Written task: Would you output the lines from the one with "Extract all readable text from this page." through the last line of the material below, exactly, but without pictures?

Records shown:

★ ★ ★

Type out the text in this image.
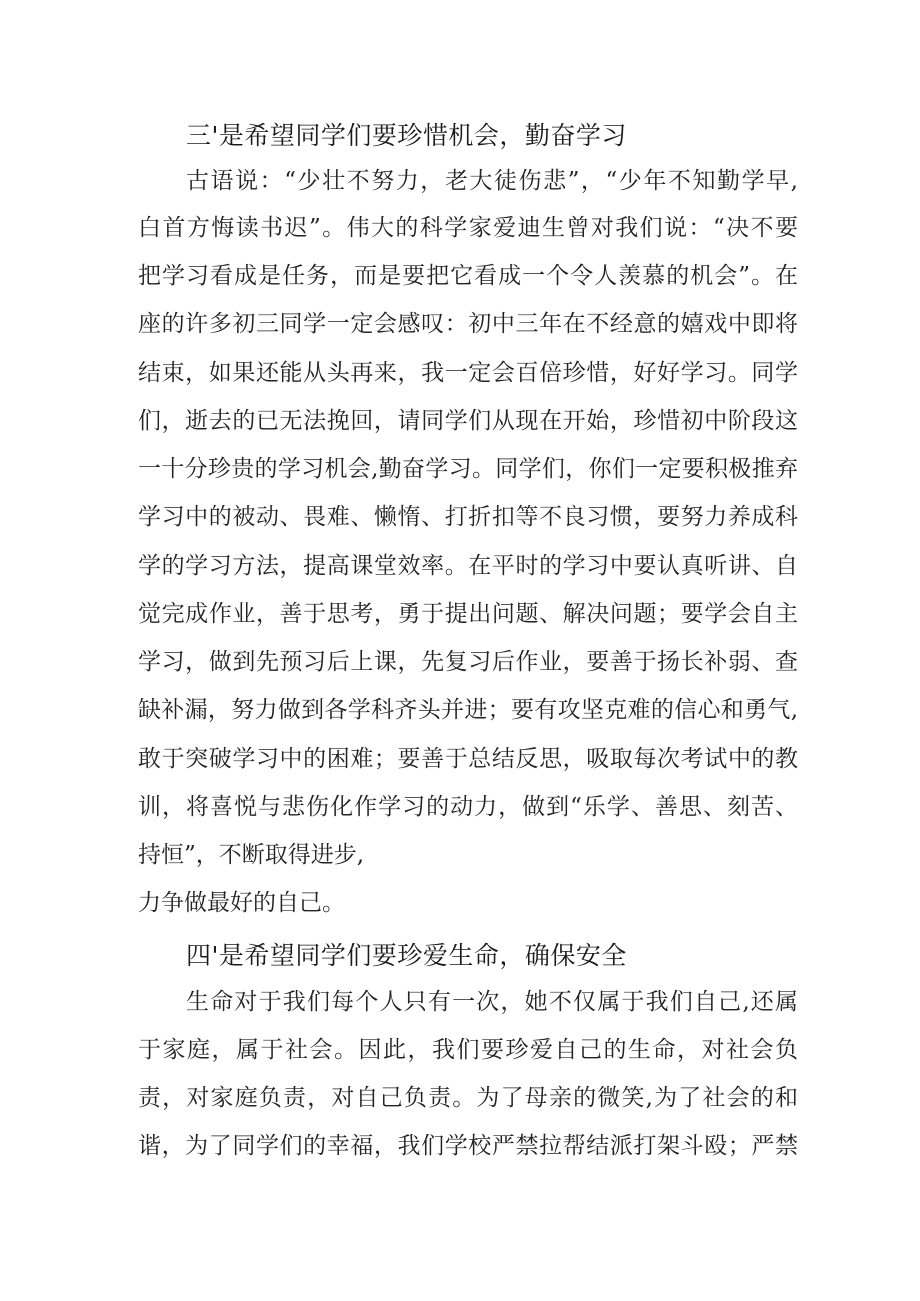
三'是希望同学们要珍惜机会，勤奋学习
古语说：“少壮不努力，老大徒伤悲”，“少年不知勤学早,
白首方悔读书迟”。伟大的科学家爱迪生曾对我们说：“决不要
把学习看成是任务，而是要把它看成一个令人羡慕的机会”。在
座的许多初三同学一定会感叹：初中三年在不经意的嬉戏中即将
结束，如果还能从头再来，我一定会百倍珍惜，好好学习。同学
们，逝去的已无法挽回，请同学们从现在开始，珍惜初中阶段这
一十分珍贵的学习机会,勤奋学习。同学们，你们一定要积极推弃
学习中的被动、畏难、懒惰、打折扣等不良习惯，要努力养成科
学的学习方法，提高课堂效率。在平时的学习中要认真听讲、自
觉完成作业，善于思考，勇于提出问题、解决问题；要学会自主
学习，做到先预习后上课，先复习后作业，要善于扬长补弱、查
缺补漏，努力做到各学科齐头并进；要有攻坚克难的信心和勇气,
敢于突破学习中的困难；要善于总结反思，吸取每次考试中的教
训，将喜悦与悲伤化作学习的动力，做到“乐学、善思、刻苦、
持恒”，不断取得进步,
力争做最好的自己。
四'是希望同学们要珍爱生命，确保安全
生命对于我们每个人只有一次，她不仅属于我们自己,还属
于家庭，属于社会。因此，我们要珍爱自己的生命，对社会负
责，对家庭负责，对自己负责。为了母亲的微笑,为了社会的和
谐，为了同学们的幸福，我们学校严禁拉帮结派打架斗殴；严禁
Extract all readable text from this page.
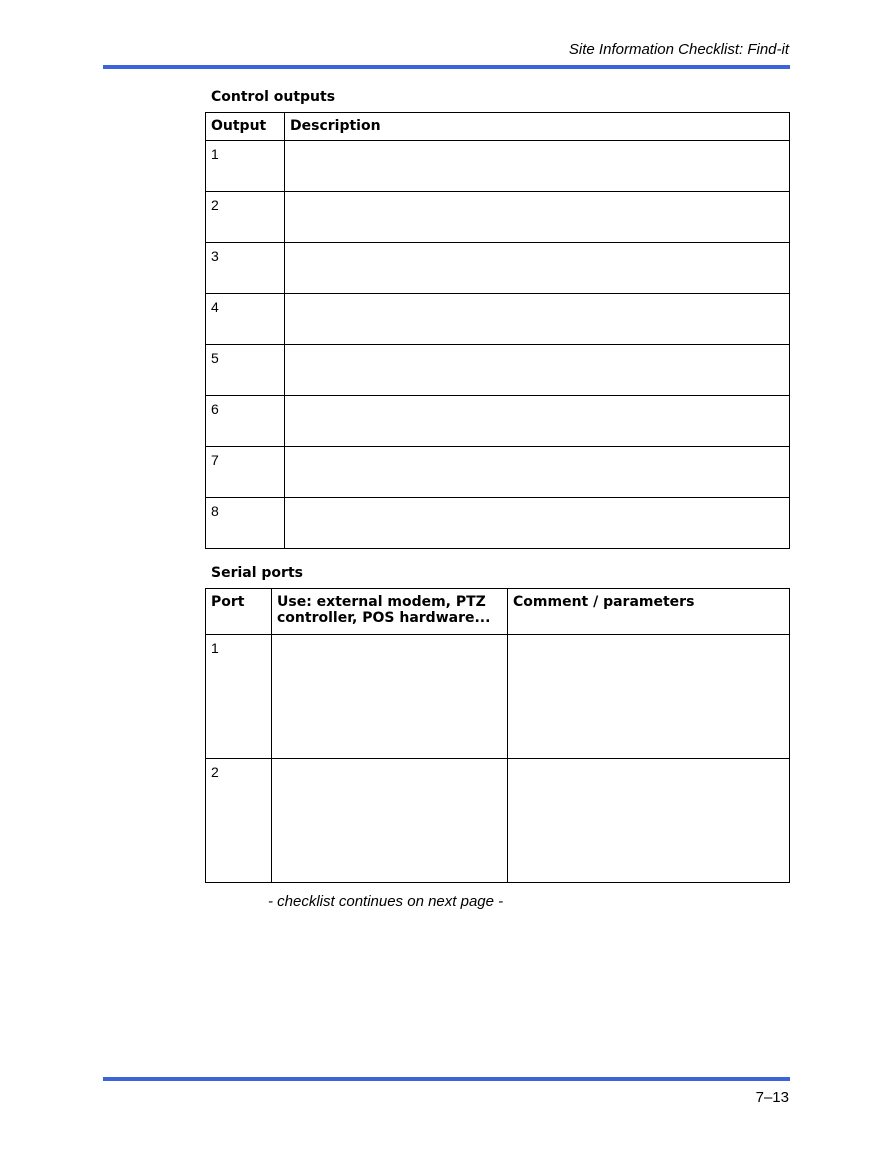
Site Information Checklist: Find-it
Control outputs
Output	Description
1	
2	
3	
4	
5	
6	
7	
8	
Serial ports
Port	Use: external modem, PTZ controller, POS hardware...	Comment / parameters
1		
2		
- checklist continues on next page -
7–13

★ ★ ★

Written response:
Extract all readable text from this page.
Site Information Checklist: Find-it
Control outputs
Output	Description
1	
2	
3	
4	
5	
6	
7	
8	
Serial ports
Port	Use: external modem, PTZ controller, POS hardware...	Comment / parameters
1		
2		
- checklist continues on next page -
7–13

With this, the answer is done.